RECORDED DATA:
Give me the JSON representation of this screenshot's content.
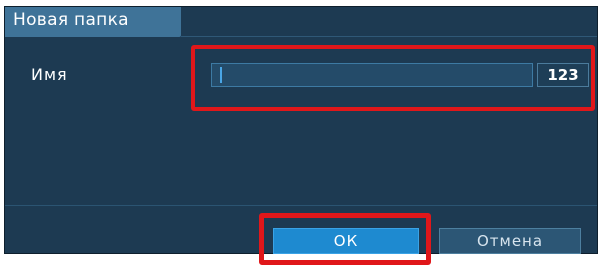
{
  "dialog": {
    "title": "Новая папка",
    "field_label": "Имя",
    "name_input": {
      "value": "",
      "side_value": "123"
    },
    "buttons": {
      "ok_label": "ОК",
      "cancel_label": "Отмена"
    }
  },
  "colors": {
    "dialog_bg": "#1d3a52",
    "title_bg": "#3f7398",
    "accent_button": "#1e8ad0",
    "highlight_frame": "#e0171a"
  }
}
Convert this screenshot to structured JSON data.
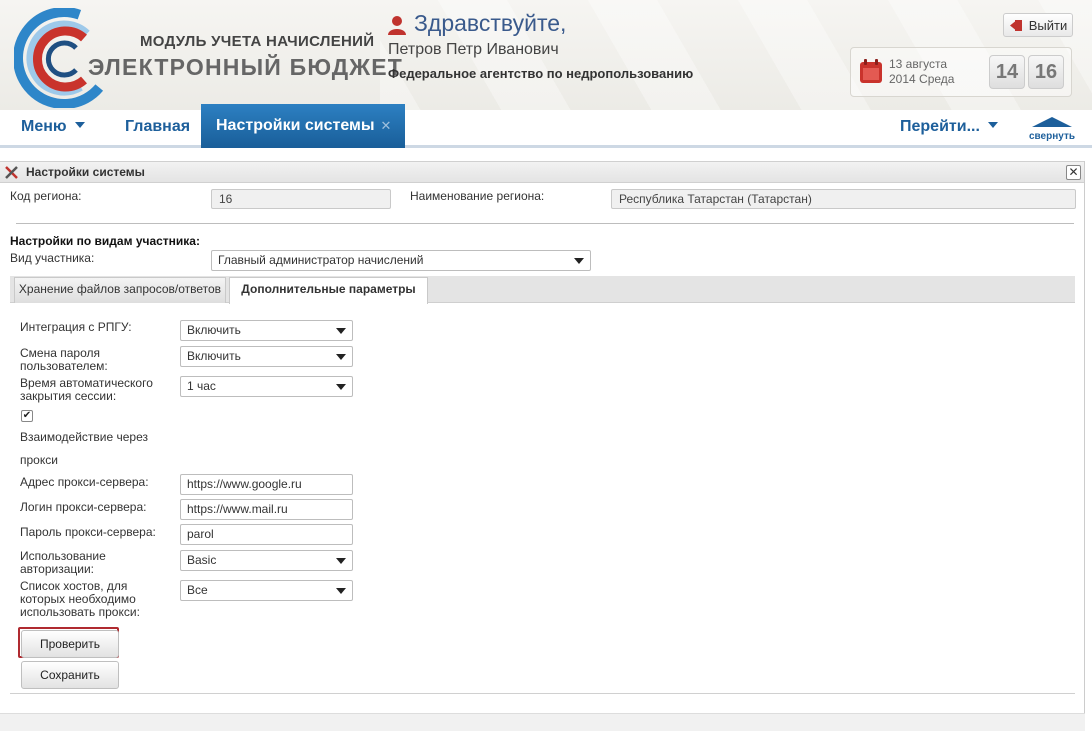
{
  "header": {
    "system_subtitle": "МОДУЛЬ УЧЕТА НАЧИСЛЕНИЙ",
    "system_title": "ЭЛЕКТРОННЫЙ БЮДЖЕТ",
    "greeting": "Здравствуйте,",
    "user_name": "Петров Петр Иванович",
    "agency": "Федеральное агентство по недропользованию",
    "logout_label": "Выйти",
    "date_line1": "13 августа",
    "date_line2": "2014 Среда",
    "clock_hours": "14",
    "clock_minutes": "16"
  },
  "nav": {
    "menu_label": "Меню",
    "home_label": "Главная",
    "active_tab_label": "Настройки системы",
    "goto_label": "Перейти...",
    "collapse_label": "свернуть"
  },
  "panel": {
    "title": "Настройки системы",
    "region_code_label": "Код региона:",
    "region_code_value": "16",
    "region_name_label": "Наименование региона:",
    "region_name_value": "Республика Татарстан (Татарстан)",
    "participant_settings_heading": "Настройки по видам участника:",
    "participant_type_label": "Вид участника:",
    "participant_type_value": "Главный администратор начислений",
    "tabs": [
      {
        "label": "Хранение файлов запросов/ответов"
      },
      {
        "label": "Дополнительные параметры"
      }
    ],
    "form": {
      "rpgu_label": "Интеграция с РПГУ:",
      "rpgu_value": "Включить",
      "pwd_change_label_1": "Смена пароля",
      "pwd_change_label_2": "пользователем:",
      "pwd_change_value": "Включить",
      "session_label_1": "Время автоматического",
      "session_label_2": "закрытия сессии:",
      "session_value": "1 час",
      "proxy_checkbox_checked": true,
      "proxy_label_1": "Взаимодействие через",
      "proxy_label_2": "прокси",
      "proxy_address_label": "Адрес прокси-сервера:",
      "proxy_address_value": "https://www.google.ru",
      "proxy_login_label": "Логин прокси-сервера:",
      "proxy_login_value": "https://www.mail.ru",
      "proxy_password_label": "Пароль прокси-сервера:",
      "proxy_password_value": "parol",
      "auth_label_1": "Использование",
      "auth_label_2": "авторизации:",
      "auth_value": "Basic",
      "hosts_label_1": "Список хостов, для",
      "hosts_label_2": "которых необходимо",
      "hosts_label_3": "использовать прокси:",
      "hosts_value": "Все",
      "check_button": "Проверить",
      "save_button": "Сохранить"
    }
  },
  "colors": {
    "accent_blue": "#1d5f9b",
    "active_tab": "#2d80c2",
    "highlight_red": "#b02a30",
    "icon_red": "#c0332e"
  }
}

TO BE DONE:
Repeat all the records above exactly, leaving out any pictures.

EXERCISE RESPONSE:
Give me the JSON representation of this screenshot's content.
{
  "dialog": {
    "title": "Новая папка",
    "field_label": "Имя",
    "name_input": {
      "value": "",
      "side_value": "123"
    },
    "buttons": {
      "ok_label": "ОК",
      "cancel_label": "Отмена"
    }
  },
  "colors": {
    "dialog_bg": "#1d3a52",
    "title_bg": "#3f7398",
    "accent_button": "#1e8ad0",
    "highlight_frame": "#e0171a"
  }
}
Convert this screenshot to structured JSON data.
{
  "header": {
    "system_subtitle": "МОДУЛЬ УЧЕТА НАЧИСЛЕНИЙ",
    "system_title": "ЭЛЕКТРОННЫЙ БЮДЖЕТ",
    "greeting": "Здравствуйте,",
    "user_name": "Петров Петр Иванович",
    "agency": "Федеральное агентство по недропользованию",
    "logout_label": "Выйти",
    "date_line1": "13 августа",
    "date_line2": "2014 Среда",
    "clock_hours": "14",
    "clock_minutes": "16"
  },
  "nav": {
    "menu_label": "Меню",
    "home_label": "Главная",
    "active_tab_label": "Настройки системы",
    "goto_label": "Перейти...",
    "collapse_label": "свернуть"
  },
  "panel": {
    "title": "Настройки системы",
    "region_code_label": "Код региона:",
    "region_code_value": "16",
    "region_name_label": "Наименование региона:",
    "region_name_value": "Республика Татарстан (Татарстан)",
    "participant_settings_heading": "Настройки по видам участника:",
    "participant_type_label": "Вид участника:",
    "participant_type_value": "Главный администратор начислений",
    "tabs": [
      {
        "label": "Хранение файлов запросов/ответов"
      },
      {
        "label": "Дополнительные параметры"
      }
    ],
    "form": {
      "rpgu_label": "Интеграция с РПГУ:",
      "rpgu_value": "Включить",
      "pwd_change_label_1": "Смена пароля",
      "pwd_change_label_2": "пользователем:",
      "pwd_change_value": "Включить",
      "session_label_1": "Время автоматического",
      "session_label_2": "закрытия сессии:",
      "session_value": "1 час",
      "proxy_checkbox_checked": true,
      "proxy_label_1": "Взаимодействие через",
      "proxy_label_2": "прокси",
      "proxy_address_label": "Адрес прокси-сервера:",
      "proxy_address_value": "https://www.google.ru",
      "proxy_login_label": "Логин прокси-сервера:",
      "proxy_login_value": "https://www.mail.ru",
      "proxy_password_label": "Пароль прокси-сервера:",
      "proxy_password_value": "parol",
      "auth_label_1": "Использование",
      "auth_label_2": "авторизации:",
      "auth_value": "Basic",
      "hosts_label_1": "Список хостов, для",
      "hosts_label_2": "которых необходимо",
      "hosts_label_3": "использовать прокси:",
      "hosts_value": "Все",
      "check_button": "Проверить",
      "save_button": "Сохранить"
    }
  },
  "colors": {
    "accent_blue": "#1d5f9b",
    "active_tab": "#2d80c2",
    "highlight_red": "#b02a30",
    "icon_red": "#c0332e"
  }
}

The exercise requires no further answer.